◆ What you have to do
Using the data beneath, show every line that includes the word "Curves".

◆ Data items
* * *

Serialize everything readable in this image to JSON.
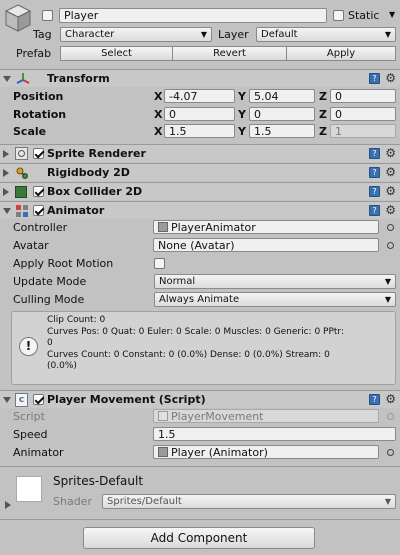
{
  "object": {
    "name": "Player",
    "static_label": "Static",
    "tag_label": "Tag",
    "tag_value": "Character",
    "layer_label": "Layer",
    "layer_value": "Default",
    "prefab_label": "Prefab",
    "prefab_buttons": [
      "Select",
      "Revert",
      "Apply"
    ]
  },
  "transform": {
    "title": "Transform",
    "rows": [
      {
        "label": "Position",
        "x": "-4.07",
        "y": "5.04",
        "z": "0"
      },
      {
        "label": "Rotation",
        "x": "0",
        "y": "0",
        "z": "0"
      },
      {
        "label": "Scale",
        "x": "1.5",
        "y": "1.5",
        "z": "1"
      }
    ],
    "axes": [
      "X",
      "Y",
      "Z"
    ]
  },
  "components": {
    "sprite_renderer": "Sprite Renderer",
    "rigidbody": "Rigidbody 2D",
    "box_collider": "Box Collider 2D"
  },
  "animator": {
    "title": "Animator",
    "controller_label": "Controller",
    "controller_value": "PlayerAnimator",
    "avatar_label": "Avatar",
    "avatar_value": "None (Avatar)",
    "root_motion_label": "Apply Root Motion",
    "update_mode_label": "Update Mode",
    "update_mode_value": "Normal",
    "culling_label": "Culling Mode",
    "culling_value": "Always Animate",
    "info_lines": [
      "Clip Count: 0",
      "Curves Pos: 0 Quat: 0 Euler: 0 Scale: 0 Muscles: 0 Generic: 0 PPtr:",
      "0",
      "Curves Count: 0 Constant: 0 (0.0%) Dense: 0 (0.0%) Stream: 0",
      "(0.0%)"
    ]
  },
  "player_movement": {
    "title": "Player Movement (Script)",
    "script_label": "Script",
    "script_value": "PlayerMovement",
    "speed_label": "Speed",
    "speed_value": "1.5",
    "animator_label": "Animator",
    "animator_value": "Player (Animator)"
  },
  "material": {
    "name": "Sprites-Default",
    "shader_label": "Shader",
    "shader_value": "Sprites/Default"
  },
  "add_component_label": "Add Component"
}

* * *

◆ Final result
      "Curves Pos: 0 Quat: 0 Euler: 0 Scale: 0 Muscles: 0 Generic: 0 PPtr:",
      "Curves Count: 0 Constant: 0 (0.0%) Dense: 0 (0.0%) Stream: 0",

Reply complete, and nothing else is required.